(Data records)
--------------------------------

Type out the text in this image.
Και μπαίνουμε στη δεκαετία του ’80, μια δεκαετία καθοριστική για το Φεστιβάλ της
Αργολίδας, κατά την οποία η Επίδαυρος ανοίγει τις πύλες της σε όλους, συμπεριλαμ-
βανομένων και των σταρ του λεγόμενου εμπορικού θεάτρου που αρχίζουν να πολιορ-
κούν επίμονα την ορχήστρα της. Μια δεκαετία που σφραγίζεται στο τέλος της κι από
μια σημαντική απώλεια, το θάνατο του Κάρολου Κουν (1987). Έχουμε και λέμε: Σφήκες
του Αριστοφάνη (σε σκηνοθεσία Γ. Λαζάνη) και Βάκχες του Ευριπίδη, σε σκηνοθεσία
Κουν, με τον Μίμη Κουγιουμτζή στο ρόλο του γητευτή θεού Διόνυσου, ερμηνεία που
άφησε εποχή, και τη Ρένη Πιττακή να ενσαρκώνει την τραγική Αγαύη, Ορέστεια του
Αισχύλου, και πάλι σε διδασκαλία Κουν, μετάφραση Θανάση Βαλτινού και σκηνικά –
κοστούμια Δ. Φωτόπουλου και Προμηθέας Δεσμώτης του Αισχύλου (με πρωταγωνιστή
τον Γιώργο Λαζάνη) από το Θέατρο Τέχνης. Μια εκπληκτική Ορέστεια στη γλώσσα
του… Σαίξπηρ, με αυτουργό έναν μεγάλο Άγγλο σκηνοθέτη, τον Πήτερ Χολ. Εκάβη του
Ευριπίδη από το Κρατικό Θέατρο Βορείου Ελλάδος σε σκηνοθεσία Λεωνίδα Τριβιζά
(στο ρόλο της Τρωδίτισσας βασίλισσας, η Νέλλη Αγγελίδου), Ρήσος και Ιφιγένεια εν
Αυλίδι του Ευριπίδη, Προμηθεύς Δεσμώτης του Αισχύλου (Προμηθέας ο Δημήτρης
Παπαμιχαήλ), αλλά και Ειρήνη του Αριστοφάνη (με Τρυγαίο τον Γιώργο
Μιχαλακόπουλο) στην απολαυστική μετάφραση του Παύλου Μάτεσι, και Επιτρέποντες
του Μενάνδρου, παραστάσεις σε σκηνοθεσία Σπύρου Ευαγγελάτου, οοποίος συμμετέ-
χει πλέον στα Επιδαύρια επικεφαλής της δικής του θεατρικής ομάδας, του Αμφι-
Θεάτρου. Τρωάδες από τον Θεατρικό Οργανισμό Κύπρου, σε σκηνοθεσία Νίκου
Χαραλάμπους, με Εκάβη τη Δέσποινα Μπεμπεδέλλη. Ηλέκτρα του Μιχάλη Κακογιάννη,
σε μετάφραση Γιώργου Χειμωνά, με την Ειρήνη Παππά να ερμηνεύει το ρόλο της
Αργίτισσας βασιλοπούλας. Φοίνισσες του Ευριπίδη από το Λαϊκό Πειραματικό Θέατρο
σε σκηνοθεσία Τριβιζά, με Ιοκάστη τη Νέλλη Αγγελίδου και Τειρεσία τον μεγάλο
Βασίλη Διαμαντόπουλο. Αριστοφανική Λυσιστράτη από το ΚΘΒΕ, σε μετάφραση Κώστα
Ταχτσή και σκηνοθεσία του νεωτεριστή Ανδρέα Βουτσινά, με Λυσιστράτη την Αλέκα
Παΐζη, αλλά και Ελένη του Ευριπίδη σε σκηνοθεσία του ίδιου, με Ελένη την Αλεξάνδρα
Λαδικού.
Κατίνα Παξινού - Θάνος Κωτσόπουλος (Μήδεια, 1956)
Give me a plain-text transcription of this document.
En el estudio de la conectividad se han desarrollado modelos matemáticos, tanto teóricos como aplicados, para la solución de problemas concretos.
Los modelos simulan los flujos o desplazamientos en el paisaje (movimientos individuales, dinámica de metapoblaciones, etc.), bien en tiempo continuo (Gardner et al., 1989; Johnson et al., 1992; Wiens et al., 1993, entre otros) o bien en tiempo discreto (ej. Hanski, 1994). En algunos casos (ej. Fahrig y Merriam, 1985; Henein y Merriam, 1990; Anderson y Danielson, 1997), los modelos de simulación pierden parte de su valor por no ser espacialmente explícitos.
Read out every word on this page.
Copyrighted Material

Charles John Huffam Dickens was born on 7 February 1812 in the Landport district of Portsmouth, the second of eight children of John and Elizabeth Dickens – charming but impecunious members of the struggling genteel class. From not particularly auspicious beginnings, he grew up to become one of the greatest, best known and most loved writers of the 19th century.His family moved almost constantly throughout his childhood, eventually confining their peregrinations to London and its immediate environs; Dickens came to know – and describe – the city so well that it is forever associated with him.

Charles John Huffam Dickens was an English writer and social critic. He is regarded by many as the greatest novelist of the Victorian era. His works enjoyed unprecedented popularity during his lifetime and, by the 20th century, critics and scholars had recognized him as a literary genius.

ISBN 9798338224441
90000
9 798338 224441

--------------------------------

▶ **WHAT THE TASK REQUIRES**: In full and verbatim, repeat the records given above.

▶ **RESPONSE BELOW**:
Type out the text in this image.
Και μπαίνουμε στη δεκαετία του ’80, μια δεκαετία καθοριστική για το Φεστιβάλ της
Αργολίδας, κατά την οποία η Επίδαυρος ανοίγει τις πύλες της σε όλους, συμπεριλαμ-
βανομένων και των σταρ του λεγόμενου εμπορικού θεάτρου που αρχίζουν να πολιορ-
κούν επίμονα την ορχήστρα της. Μια δεκαετία που σφραγίζεται στο τέλος της κι από
μια σημαντική απώλεια, το θάνατο του Κάρολου Κουν (1987). Έχουμε και λέμε: Σφήκες
του Αριστοφάνη (σε σκηνοθεσία Γ. Λαζάνη) και Βάκχες του Ευριπίδη, σε σκηνοθεσία
Κουν, με τον Μίμη Κουγιουμτζή στο ρόλο του γητευτή θεού Διόνυσου, ερμηνεία που
άφησε εποχή, και τη Ρένη Πιττακή να ενσαρκώνει την τραγική Αγαύη, Ορέστεια του
Αισχύλου, και πάλι σε διδασκαλία Κουν, μετάφραση Θανάση Βαλτινού και σκηνικά –
κοστούμια Δ. Φωτόπουλου και Προμηθέας Δεσμώτης του Αισχύλου (με πρωταγωνιστή
τον Γιώργο Λαζάνη) από το Θέατρο Τέχνης. Μια εκπληκτική Ορέστεια στη γλώσσα
του… Σαίξπηρ, με αυτουργό έναν μεγάλο Άγγλο σκηνοθέτη, τον Πήτερ Χολ. Εκάβη του
Ευριπίδη από το Κρατικό Θέατρο Βορείου Ελλάδος σε σκηνοθεσία Λεωνίδα Τριβιζά
(στο ρόλο της Τρωδίτισσας βασίλισσας, η Νέλλη Αγγελίδου), Ρήσος και Ιφιγένεια εν
Αυλίδι του Ευριπίδη, Προμηθεύς Δεσμώτης του Αισχύλου (Προμηθέας ο Δημήτρης
Παπαμιχαήλ), αλλά και Ειρήνη του Αριστοφάνη (με Τρυγαίο τον Γιώργο
Μιχαλακόπουλο) στην απολαυστική μετάφραση του Παύλου Μάτεσι, και Επιτρέποντες
του Μενάνδρου, παραστάσεις σε σκηνοθεσία Σπύρου Ευαγγελάτου, οοποίος συμμετέ-
χει πλέον στα Επιδαύρια επικεφαλής της δικής του θεατρικής ομάδας, του Αμφι-
Θεάτρου. Τρωάδες από τον Θεατρικό Οργανισμό Κύπρου, σε σκηνοθεσία Νίκου
Χαραλάμπους, με Εκάβη τη Δέσποινα Μπεμπεδέλλη. Ηλέκτρα του Μιχάλη Κακογιάννη,
σε μετάφραση Γιώργου Χειμωνά, με την Ειρήνη Παππά να ερμηνεύει το ρόλο της
Αργίτισσας βασιλοπούλας. Φοίνισσες του Ευριπίδη από το Λαϊκό Πειραματικό Θέατρο
σε σκηνοθεσία Τριβιζά, με Ιοκάστη τη Νέλλη Αγγελίδου και Τειρεσία τον μεγάλο
Βασίλη Διαμαντόπουλο. Αριστοφανική Λυσιστράτη από το ΚΘΒΕ, σε μετάφραση Κώστα
Ταχτσή και σκηνοθεσία του νεωτεριστή Ανδρέα Βουτσινά, με Λυσιστράτη την Αλέκα
Παΐζη, αλλά και Ελένη του Ευριπίδη σε σκηνοθεσία του ίδιου, με Ελένη την Αλεξάνδρα
Λαδικού.
Κατίνα Παξινού - Θάνος Κωτσόπουλος (Μήδεια, 1956)
Give me a plain-text transcription of this document.
En el estudio de la conectividad se han desarrollado modelos matemáticos, tanto teóricos como aplicados, para la solución de problemas concretos.
Los modelos simulan los flujos o desplazamientos en el paisaje (movimientos individuales, dinámica de metapoblaciones, etc.), bien en tiempo continuo (Gardner et al., 1989; Johnson et al., 1992; Wiens et al., 1993, entre otros) o bien en tiempo discreto (ej. Hanski, 1994). En algunos casos (ej. Fahrig y Merriam, 1985; Henein y Merriam, 1990; Anderson y Danielson, 1997), los modelos de simulación pierden parte de su valor por no ser espacialmente explícitos.
Read out every word on this page.
Copyrighted Material

Charles John Huffam Dickens was born on 7 February 1812 in the Landport district of Portsmouth, the second of eight children of John and Elizabeth Dickens – charming but impecunious members of the struggling genteel class. From not particularly auspicious beginnings, he grew up to become one of the greatest, best known and most loved writers of the 19th century.His family moved almost constantly throughout his childhood, eventually confining their peregrinations to London and its immediate environs; Dickens came to know – and describe – the city so well that it is forever associated with him.

Charles John Huffam Dickens was an English writer and social critic. He is regarded by many as the greatest novelist of the Victorian era. His works enjoyed unprecedented popularity during his lifetime and, by the 20th century, critics and scholars had recognized him as a literary genius.

ISBN 9798338224441
90000
9 798338 224441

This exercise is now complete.